▶ [Stated goal]:
Some lines in the listing below may include the string "наук". How many are there? Give only the number.

--- start Dataset excerpts ---

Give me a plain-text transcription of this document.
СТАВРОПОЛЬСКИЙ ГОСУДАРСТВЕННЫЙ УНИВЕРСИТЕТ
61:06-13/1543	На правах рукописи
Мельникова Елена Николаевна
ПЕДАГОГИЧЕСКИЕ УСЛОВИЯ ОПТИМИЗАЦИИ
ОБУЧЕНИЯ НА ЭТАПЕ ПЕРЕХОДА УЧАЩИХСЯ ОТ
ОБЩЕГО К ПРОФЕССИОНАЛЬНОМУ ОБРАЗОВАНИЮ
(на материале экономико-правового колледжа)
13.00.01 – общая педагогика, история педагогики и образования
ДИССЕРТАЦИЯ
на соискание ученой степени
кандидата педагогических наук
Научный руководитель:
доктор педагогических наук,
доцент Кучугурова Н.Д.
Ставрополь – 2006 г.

--- end Dataset excerpts ---

▶ [Written solution]:
2